PROBLEM STATEMENT =>
Read the records below. Copy each line where the string "починаючи" occurs.

DATA SHOWN =>
§ §
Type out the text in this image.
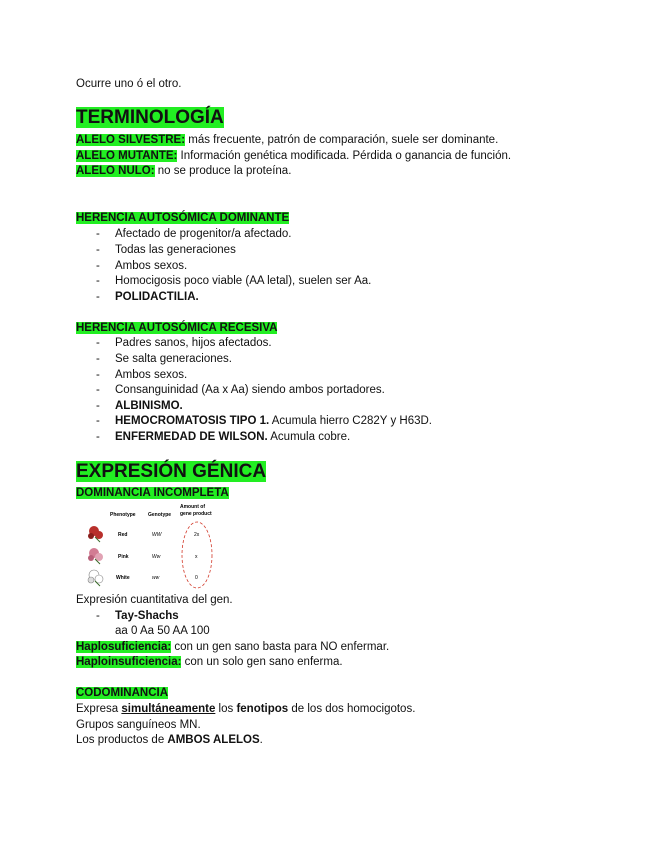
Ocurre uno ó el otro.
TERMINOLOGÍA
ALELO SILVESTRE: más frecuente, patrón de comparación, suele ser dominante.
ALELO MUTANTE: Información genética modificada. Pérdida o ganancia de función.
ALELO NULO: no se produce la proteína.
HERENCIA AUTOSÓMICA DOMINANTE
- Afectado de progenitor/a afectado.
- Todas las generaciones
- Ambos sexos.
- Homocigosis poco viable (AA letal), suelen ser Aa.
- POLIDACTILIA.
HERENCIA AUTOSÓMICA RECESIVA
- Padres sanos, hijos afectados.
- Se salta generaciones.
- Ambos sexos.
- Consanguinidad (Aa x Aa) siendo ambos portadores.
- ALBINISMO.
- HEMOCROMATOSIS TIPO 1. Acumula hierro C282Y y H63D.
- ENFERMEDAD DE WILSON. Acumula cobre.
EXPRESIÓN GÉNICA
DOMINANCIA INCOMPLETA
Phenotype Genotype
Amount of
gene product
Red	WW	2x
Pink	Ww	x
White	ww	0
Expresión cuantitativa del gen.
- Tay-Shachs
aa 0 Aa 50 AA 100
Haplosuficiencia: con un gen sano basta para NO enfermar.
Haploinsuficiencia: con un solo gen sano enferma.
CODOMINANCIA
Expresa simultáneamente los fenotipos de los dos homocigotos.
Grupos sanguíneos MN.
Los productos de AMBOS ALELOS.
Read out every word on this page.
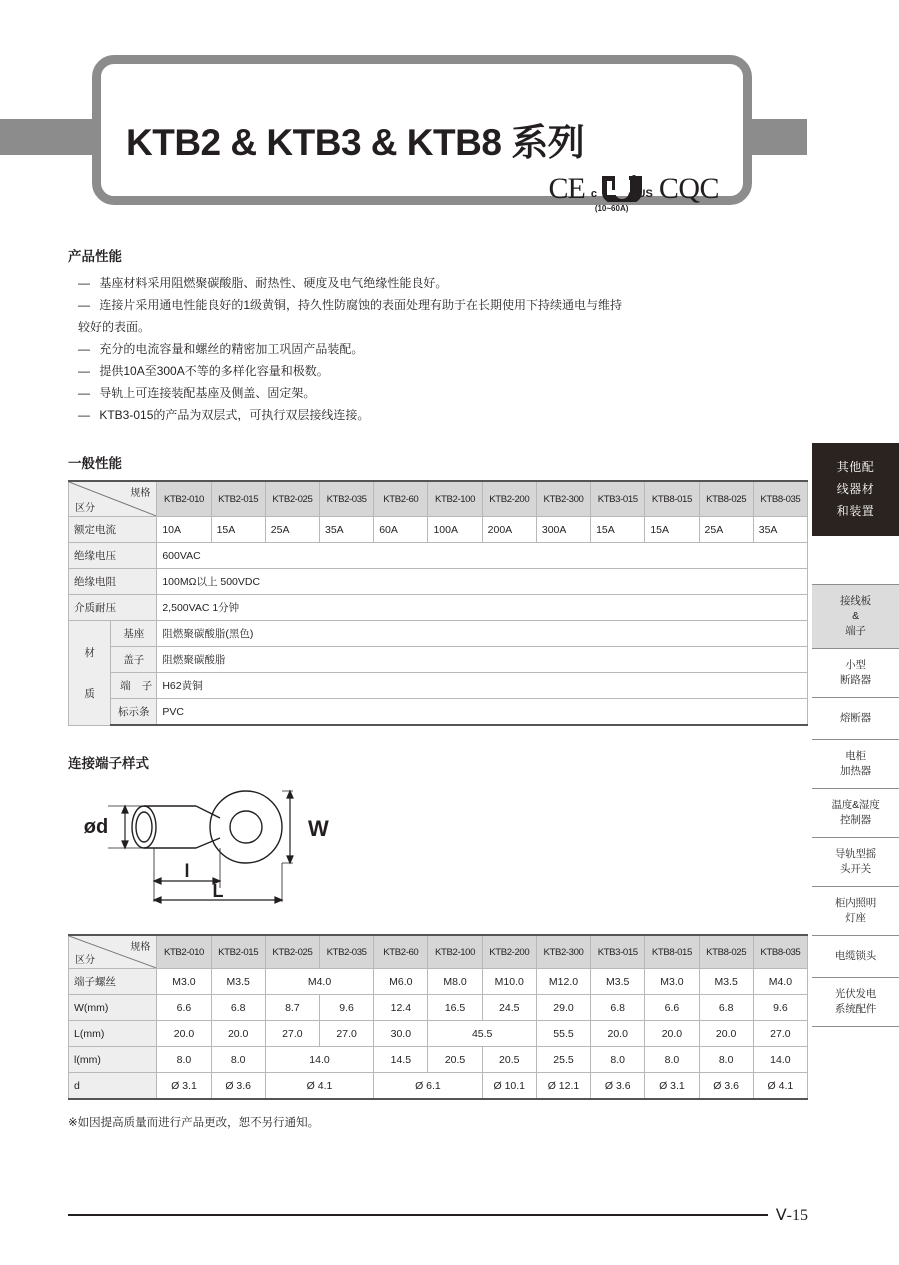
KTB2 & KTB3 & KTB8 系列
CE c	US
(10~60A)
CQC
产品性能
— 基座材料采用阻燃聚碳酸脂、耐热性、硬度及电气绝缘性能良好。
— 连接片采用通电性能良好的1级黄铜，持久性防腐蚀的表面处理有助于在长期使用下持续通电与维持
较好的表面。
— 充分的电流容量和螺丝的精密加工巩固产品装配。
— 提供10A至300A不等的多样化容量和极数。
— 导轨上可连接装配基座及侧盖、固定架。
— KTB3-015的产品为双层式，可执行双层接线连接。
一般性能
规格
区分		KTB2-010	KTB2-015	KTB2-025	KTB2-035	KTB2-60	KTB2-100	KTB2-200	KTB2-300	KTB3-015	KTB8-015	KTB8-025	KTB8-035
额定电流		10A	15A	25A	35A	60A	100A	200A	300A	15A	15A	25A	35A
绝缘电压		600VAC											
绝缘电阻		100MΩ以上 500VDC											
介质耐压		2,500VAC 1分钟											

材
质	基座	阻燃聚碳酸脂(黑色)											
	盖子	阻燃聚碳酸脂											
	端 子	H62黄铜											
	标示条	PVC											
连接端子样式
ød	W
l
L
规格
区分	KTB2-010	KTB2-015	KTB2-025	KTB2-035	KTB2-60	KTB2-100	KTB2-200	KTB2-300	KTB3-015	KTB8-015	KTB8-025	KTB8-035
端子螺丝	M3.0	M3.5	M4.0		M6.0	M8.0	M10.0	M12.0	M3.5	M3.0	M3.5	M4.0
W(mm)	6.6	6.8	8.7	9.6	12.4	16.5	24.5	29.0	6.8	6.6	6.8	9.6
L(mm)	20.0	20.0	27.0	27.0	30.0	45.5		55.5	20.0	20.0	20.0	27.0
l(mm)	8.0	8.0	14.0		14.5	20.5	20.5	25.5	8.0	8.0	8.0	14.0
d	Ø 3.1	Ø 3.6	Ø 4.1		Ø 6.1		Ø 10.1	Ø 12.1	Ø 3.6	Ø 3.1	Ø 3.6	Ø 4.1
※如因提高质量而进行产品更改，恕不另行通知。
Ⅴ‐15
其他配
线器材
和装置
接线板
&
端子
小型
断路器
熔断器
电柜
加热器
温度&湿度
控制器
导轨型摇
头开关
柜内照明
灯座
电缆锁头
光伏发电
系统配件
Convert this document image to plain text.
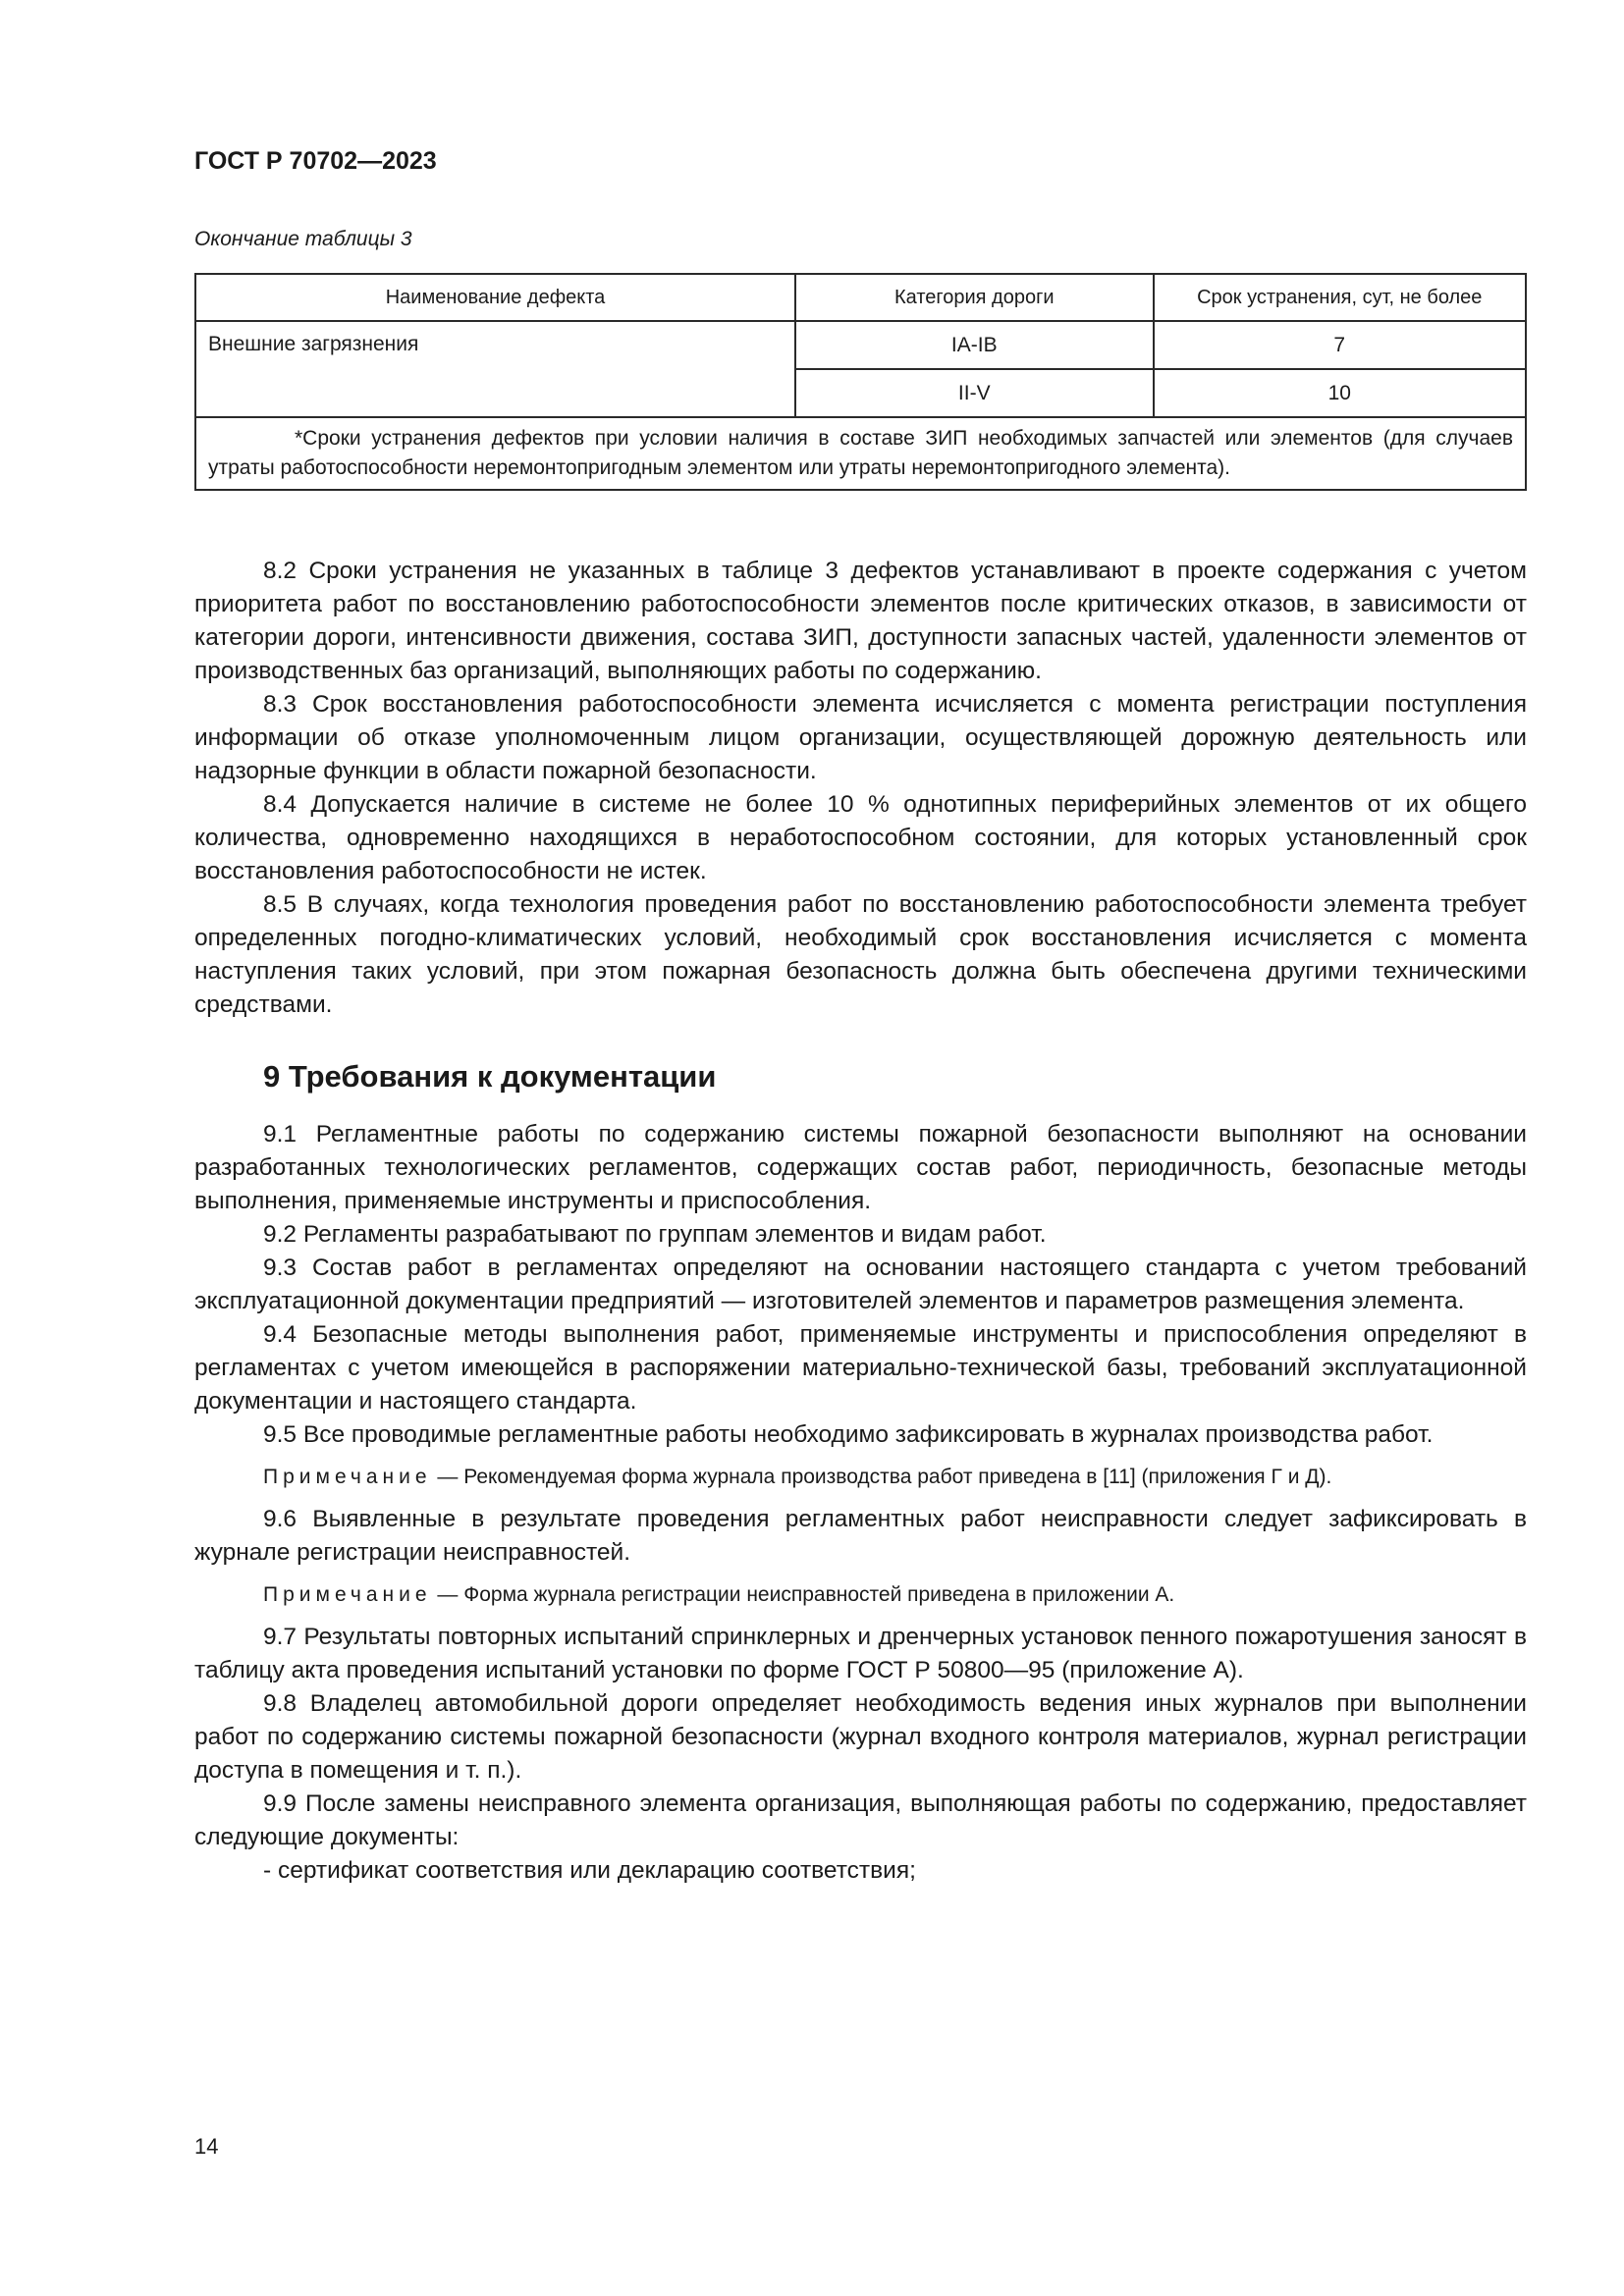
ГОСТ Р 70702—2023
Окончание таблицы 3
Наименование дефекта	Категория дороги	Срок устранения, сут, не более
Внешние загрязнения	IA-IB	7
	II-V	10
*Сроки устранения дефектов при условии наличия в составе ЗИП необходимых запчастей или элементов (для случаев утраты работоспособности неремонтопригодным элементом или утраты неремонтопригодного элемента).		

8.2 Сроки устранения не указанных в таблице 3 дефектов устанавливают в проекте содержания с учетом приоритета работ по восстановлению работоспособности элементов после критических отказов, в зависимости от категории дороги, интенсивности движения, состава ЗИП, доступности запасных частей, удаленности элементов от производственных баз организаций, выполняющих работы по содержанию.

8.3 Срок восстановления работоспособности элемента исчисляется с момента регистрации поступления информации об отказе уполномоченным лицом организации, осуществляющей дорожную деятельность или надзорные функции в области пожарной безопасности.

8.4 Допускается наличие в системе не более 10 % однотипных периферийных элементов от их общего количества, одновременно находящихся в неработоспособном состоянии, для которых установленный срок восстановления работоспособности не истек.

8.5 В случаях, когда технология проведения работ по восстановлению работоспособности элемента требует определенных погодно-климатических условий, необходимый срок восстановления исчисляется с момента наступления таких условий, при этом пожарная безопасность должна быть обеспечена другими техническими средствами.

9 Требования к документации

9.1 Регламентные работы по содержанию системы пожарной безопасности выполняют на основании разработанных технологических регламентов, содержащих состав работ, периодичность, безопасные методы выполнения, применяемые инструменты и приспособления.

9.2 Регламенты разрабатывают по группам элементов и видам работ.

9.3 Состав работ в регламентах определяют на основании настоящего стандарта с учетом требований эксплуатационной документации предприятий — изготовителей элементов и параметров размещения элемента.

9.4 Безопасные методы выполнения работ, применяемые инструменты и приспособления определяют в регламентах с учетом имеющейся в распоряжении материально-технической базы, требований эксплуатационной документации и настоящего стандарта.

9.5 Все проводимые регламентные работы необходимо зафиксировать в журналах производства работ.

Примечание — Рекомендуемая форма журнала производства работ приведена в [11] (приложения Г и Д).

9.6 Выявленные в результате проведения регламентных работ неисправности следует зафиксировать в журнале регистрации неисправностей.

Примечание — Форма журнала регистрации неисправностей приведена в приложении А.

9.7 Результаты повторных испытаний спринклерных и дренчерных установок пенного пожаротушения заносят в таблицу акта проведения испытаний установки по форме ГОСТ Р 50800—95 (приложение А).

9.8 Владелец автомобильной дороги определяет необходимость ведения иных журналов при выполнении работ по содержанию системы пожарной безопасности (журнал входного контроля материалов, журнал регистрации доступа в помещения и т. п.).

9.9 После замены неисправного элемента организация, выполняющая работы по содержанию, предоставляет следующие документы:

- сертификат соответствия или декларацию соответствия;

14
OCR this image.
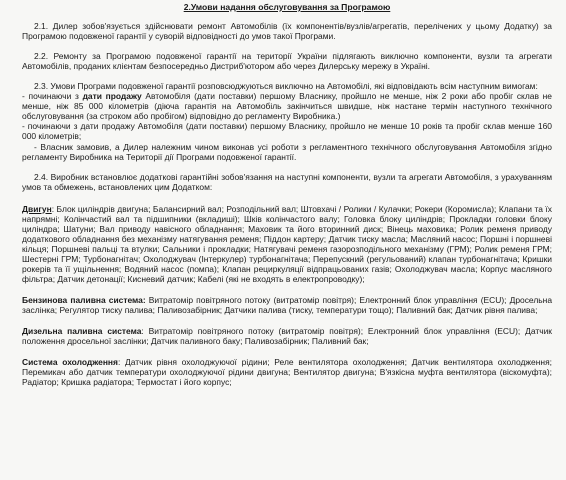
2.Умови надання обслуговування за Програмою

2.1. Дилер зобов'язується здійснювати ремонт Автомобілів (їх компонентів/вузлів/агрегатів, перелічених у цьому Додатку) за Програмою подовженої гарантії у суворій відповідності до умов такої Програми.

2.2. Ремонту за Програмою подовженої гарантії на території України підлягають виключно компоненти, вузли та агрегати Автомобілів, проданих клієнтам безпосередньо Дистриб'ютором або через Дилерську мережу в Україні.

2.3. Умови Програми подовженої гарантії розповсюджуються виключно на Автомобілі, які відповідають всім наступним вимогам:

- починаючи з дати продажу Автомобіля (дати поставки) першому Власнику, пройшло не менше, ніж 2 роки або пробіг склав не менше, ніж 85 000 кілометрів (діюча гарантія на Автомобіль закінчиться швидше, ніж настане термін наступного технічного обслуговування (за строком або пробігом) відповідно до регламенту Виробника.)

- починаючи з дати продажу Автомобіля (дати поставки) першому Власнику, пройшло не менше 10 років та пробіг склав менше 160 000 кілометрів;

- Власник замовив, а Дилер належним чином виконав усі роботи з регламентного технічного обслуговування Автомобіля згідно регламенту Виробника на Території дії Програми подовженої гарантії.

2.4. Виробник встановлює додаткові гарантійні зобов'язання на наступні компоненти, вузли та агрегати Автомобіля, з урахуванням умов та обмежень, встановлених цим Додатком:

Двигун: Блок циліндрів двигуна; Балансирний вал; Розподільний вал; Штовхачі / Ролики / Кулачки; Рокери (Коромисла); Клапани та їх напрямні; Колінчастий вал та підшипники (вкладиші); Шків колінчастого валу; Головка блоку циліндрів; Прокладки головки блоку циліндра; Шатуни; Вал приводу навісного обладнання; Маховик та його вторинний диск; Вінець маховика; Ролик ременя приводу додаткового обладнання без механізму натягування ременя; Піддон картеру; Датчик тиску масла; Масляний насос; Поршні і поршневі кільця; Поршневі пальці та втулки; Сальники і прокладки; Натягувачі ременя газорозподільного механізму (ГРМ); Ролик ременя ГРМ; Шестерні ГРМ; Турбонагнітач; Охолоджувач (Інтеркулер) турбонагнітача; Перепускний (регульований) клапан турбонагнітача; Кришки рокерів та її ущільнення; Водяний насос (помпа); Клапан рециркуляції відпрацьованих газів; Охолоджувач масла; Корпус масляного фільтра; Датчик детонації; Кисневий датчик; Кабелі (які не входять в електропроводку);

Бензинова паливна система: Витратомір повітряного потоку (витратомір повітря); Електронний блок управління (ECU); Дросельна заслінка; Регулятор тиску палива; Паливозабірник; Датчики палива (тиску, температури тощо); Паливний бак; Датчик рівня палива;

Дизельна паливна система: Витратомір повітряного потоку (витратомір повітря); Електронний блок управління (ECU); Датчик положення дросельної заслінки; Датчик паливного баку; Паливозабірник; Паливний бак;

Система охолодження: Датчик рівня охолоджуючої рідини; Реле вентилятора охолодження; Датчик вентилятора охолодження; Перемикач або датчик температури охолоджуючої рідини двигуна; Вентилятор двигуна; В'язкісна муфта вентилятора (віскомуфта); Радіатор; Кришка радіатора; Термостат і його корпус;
§ §
PROBLEM SOLUTION =>
- починаючи з дати продажу Автомобіля (дати поставки) першому Власнику, пройшло не менше, ніж 2 роки або пробіг склав не менше, ніж 85 000 кілометрів (діюча гарантія на Автомобіль закінчиться швидше, ніж настане термін наступного технічного обслуговування (за строком або пробігом) відповідно до регламенту Виробника.)
- починаючи з дати продажу Автомобіля (дати поставки) першому Власнику, пройшло не менше 10 років та пробіг склав менше 160 000 кілометрів;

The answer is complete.